Exercise objective
Rewrite the lines below, switching every "OrigSelection" to "StartSelection" and keeping everything else the same.

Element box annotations
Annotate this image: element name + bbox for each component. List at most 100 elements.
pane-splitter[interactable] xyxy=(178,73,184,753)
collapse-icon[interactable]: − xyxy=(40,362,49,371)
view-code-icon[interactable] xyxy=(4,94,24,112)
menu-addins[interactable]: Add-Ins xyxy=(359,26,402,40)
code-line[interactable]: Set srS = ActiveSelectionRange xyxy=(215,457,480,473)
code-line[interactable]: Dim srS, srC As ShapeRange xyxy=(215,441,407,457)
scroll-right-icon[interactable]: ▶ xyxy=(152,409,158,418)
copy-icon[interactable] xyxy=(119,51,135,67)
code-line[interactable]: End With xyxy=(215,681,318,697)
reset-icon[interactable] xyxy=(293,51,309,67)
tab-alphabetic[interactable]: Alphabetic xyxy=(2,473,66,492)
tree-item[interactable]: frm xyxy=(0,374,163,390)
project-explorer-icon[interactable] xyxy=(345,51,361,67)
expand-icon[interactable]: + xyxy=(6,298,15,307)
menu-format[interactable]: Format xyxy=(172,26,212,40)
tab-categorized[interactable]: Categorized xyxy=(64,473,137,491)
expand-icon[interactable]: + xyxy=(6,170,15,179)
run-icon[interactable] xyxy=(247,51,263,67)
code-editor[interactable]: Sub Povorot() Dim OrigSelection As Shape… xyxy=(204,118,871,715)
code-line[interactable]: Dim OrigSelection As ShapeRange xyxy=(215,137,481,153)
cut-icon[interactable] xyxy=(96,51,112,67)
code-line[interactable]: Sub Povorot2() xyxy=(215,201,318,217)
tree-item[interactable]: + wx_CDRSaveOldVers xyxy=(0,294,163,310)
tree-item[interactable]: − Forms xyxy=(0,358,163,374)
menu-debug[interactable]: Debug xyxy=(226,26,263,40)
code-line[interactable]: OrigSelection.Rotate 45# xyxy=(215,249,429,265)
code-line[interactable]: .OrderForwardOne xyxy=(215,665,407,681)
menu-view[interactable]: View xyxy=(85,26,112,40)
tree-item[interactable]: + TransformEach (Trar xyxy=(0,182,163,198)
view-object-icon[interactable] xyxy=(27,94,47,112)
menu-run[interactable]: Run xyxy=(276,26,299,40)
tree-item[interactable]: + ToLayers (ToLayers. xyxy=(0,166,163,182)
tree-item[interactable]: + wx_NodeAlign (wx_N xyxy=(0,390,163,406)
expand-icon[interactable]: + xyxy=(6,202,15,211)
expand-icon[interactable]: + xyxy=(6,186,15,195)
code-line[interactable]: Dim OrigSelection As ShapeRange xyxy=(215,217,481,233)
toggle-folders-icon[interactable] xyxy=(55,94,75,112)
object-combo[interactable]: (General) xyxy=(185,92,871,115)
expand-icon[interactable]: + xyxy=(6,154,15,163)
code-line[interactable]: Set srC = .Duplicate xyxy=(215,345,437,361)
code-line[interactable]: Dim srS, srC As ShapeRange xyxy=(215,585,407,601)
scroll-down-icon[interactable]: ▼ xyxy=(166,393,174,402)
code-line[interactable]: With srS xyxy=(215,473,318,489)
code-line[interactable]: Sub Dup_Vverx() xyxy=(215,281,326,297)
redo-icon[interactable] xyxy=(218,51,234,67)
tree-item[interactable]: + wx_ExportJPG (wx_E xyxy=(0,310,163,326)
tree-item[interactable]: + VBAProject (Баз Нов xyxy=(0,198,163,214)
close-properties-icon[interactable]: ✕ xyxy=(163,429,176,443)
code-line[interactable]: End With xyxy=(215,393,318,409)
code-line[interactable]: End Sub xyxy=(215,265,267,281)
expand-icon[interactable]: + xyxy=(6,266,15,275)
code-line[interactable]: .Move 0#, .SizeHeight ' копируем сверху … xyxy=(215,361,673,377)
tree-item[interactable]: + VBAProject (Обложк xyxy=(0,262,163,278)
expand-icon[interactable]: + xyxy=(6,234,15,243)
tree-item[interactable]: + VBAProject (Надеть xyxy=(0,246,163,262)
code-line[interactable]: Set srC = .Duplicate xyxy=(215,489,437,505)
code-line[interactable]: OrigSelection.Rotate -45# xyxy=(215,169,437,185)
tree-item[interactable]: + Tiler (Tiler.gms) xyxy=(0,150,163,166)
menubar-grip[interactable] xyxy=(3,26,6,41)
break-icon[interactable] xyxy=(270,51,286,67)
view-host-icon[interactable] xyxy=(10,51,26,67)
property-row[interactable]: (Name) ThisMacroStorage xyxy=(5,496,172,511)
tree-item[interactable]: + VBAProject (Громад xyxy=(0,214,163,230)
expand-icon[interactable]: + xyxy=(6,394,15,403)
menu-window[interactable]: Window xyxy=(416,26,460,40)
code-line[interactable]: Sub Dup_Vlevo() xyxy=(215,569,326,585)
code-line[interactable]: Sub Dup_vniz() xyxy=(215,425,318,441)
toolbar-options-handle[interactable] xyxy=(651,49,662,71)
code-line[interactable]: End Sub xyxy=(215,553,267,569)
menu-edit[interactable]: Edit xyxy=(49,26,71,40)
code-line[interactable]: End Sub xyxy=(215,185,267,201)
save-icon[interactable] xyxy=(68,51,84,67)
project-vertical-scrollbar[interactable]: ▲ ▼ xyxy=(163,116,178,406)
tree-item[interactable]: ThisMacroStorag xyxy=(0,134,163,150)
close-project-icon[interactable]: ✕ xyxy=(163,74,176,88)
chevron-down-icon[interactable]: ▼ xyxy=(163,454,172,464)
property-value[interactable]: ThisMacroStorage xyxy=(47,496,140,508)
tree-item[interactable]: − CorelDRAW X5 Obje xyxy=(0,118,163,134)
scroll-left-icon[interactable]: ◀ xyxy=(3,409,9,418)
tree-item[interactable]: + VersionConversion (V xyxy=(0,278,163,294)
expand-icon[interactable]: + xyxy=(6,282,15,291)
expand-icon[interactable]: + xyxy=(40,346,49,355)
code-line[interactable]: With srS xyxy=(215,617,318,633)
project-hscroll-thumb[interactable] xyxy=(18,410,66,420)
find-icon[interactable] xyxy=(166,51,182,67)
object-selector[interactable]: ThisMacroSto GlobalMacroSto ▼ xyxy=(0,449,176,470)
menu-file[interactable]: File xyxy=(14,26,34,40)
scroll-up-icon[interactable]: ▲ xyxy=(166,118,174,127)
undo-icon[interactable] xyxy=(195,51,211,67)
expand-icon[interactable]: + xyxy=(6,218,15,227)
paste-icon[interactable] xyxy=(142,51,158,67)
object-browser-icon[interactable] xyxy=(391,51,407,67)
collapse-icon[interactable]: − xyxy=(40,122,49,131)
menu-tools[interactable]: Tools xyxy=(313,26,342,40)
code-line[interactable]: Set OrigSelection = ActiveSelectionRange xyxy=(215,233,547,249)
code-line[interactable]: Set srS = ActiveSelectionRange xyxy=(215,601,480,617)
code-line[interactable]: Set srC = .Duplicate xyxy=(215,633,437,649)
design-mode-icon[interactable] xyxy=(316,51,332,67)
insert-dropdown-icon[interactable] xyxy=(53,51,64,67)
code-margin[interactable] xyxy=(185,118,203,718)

Correct response
Annotate this image: element name + bbox for each component. List at most 100 elements.
pane-splitter[interactable] xyxy=(178,73,184,753)
collapse-icon[interactable]: − xyxy=(40,362,49,371)
view-code-icon[interactable] xyxy=(4,94,24,112)
menu-addins[interactable]: Add-Ins xyxy=(359,26,402,40)
code-line[interactable]: Set srS = ActiveSelectionRange xyxy=(215,457,480,473)
code-line[interactable]: Dim srS, srC As ShapeRange xyxy=(215,441,407,457)
scroll-right-icon[interactable]: ▶ xyxy=(152,409,158,418)
copy-icon[interactable] xyxy=(119,51,135,67)
code-line[interactable]: End With xyxy=(215,681,318,697)
reset-icon[interactable] xyxy=(293,51,309,67)
tab-alphabetic[interactable]: Alphabetic xyxy=(2,473,66,492)
tree-item[interactable]: frm xyxy=(0,374,163,390)
project-explorer-icon[interactable] xyxy=(345,51,361,67)
expand-icon[interactable]: + xyxy=(6,298,15,307)
menu-format[interactable]: Format xyxy=(172,26,212,40)
tab-categorized[interactable]: Categorized xyxy=(64,473,137,491)
expand-icon[interactable]: + xyxy=(6,170,15,179)
run-icon[interactable] xyxy=(247,51,263,67)
code-editor[interactable]: Sub Povorot() Dim StartSelection As Shape… xyxy=(204,118,871,715)
code-line[interactable]: Dim StartSelection As ShapeRange xyxy=(215,137,481,153)
cut-icon[interactable] xyxy=(96,51,112,67)
code-line[interactable]: Sub Povorot2() xyxy=(215,201,318,217)
tree-item[interactable]: + wx_CDRSaveOldVers xyxy=(0,294,163,310)
tree-item[interactable]: − Forms xyxy=(0,358,163,374)
menu-debug[interactable]: Debug xyxy=(226,26,263,40)
code-line[interactable]: StartSelection.Rotate 45# xyxy=(215,249,429,265)
code-line[interactable]: .OrderForwardOne xyxy=(215,665,407,681)
menu-view[interactable]: View xyxy=(85,26,112,40)
tree-item[interactable]: + TransformEach (Trar xyxy=(0,182,163,198)
view-object-icon[interactable] xyxy=(27,94,47,112)
menu-run[interactable]: Run xyxy=(276,26,299,40)
tree-item[interactable]: + ToLayers (ToLayers. xyxy=(0,166,163,182)
tree-item[interactable]: + wx_NodeAlign (wx_N xyxy=(0,390,163,406)
expand-icon[interactable]: + xyxy=(6,202,15,211)
expand-icon[interactable]: + xyxy=(6,186,15,195)
code-line[interactable]: Dim StartSelection As ShapeRange xyxy=(215,217,481,233)
toggle-folders-icon[interactable] xyxy=(55,94,75,112)
object-combo[interactable]: (General) xyxy=(185,92,871,115)
expand-icon[interactable]: + xyxy=(6,154,15,163)
code-line[interactable]: Set srC = .Duplicate xyxy=(215,345,437,361)
code-line[interactable]: Dim srS, srC As ShapeRange xyxy=(215,585,407,601)
scroll-down-icon[interactable]: ▼ xyxy=(166,393,174,402)
code-line[interactable]: With srS xyxy=(215,473,318,489)
code-line[interactable]: Sub Dup_Vverx() xyxy=(215,281,326,297)
redo-icon[interactable] xyxy=(218,51,234,67)
tree-item[interactable]: + wx_ExportJPG (wx_E xyxy=(0,310,163,326)
tree-item[interactable]: + VBAProject (Баз Нов xyxy=(0,198,163,214)
close-properties-icon[interactable]: ✕ xyxy=(163,429,176,443)
code-line[interactable]: End With xyxy=(215,393,318,409)
code-line[interactable]: End Sub xyxy=(215,265,267,281)
expand-icon[interactable]: + xyxy=(6,266,15,275)
code-line[interactable]: .Move 0#, .SizeHeight ' копируем сверху … xyxy=(215,361,673,377)
tree-item[interactable]: + VBAProject (Обложк xyxy=(0,262,163,278)
expand-icon[interactable]: + xyxy=(6,234,15,243)
tree-item[interactable]: + VBAProject (Надеть xyxy=(0,246,163,262)
code-line[interactable]: Set srC = .Duplicate xyxy=(215,489,437,505)
code-line[interactable]: StartSelection.Rotate -45# xyxy=(215,169,437,185)
tree-item[interactable]: + Tiler (Tiler.gms) xyxy=(0,150,163,166)
menubar-grip[interactable] xyxy=(3,26,6,41)
break-icon[interactable] xyxy=(270,51,286,67)
view-host-icon[interactable] xyxy=(10,51,26,67)
property-row[interactable]: (Name) ThisMacroStorage xyxy=(5,496,172,511)
tree-item[interactable]: + VBAProject (Громад xyxy=(0,214,163,230)
expand-icon[interactable]: + xyxy=(6,394,15,403)
menu-window[interactable]: Window xyxy=(416,26,460,40)
code-line[interactable]: Sub Dup_Vlevo() xyxy=(215,569,326,585)
code-line[interactable]: Sub Dup_vniz() xyxy=(215,425,318,441)
toolbar-options-handle[interactable] xyxy=(651,49,662,71)
code-line[interactable]: End Sub xyxy=(215,553,267,569)
menu-edit[interactable]: Edit xyxy=(49,26,71,40)
code-line[interactable]: End Sub xyxy=(215,185,267,201)
save-icon[interactable] xyxy=(68,51,84,67)
project-vertical-scrollbar[interactable]: ▲ ▼ xyxy=(163,116,178,406)
tree-item[interactable]: ThisMacroStorag xyxy=(0,134,163,150)
close-project-icon[interactable]: ✕ xyxy=(163,74,176,88)
chevron-down-icon[interactable]: ▼ xyxy=(163,454,172,464)
property-value[interactable]: ThisMacroStorage xyxy=(47,496,140,508)
tree-item[interactable]: − CorelDRAW X5 Obje xyxy=(0,118,163,134)
scroll-left-icon[interactable]: ◀ xyxy=(3,409,9,418)
tree-item[interactable]: + VersionConversion (V xyxy=(0,278,163,294)
expand-icon[interactable]: + xyxy=(6,282,15,291)
expand-icon[interactable]: + xyxy=(40,346,49,355)
code-line[interactable]: With srS xyxy=(215,617,318,633)
project-hscroll-thumb[interactable] xyxy=(18,410,66,420)
find-icon[interactable] xyxy=(166,51,182,67)
object-selector[interactable]: ThisMacroSto GlobalMacroSto ▼ xyxy=(0,449,176,470)
menu-file[interactable]: File xyxy=(14,26,34,40)
scroll-up-icon[interactable]: ▲ xyxy=(166,118,174,127)
undo-icon[interactable] xyxy=(195,51,211,67)
expand-icon[interactable]: + xyxy=(6,218,15,227)
paste-icon[interactable] xyxy=(142,51,158,67)
object-browser-icon[interactable] xyxy=(391,51,407,67)
collapse-icon[interactable]: − xyxy=(40,122,49,131)
menu-tools[interactable]: Tools xyxy=(313,26,342,40)
code-line[interactable]: Set StartSelection = ActiveSelectionRange xyxy=(215,233,547,249)
code-line[interactable]: Set srS = ActiveSelectionRange xyxy=(215,601,480,617)
code-line[interactable]: Set srC = .Duplicate xyxy=(215,633,437,649)
design-mode-icon[interactable] xyxy=(316,51,332,67)
insert-dropdown-icon[interactable] xyxy=(53,51,64,67)
code-margin[interactable] xyxy=(185,118,203,718)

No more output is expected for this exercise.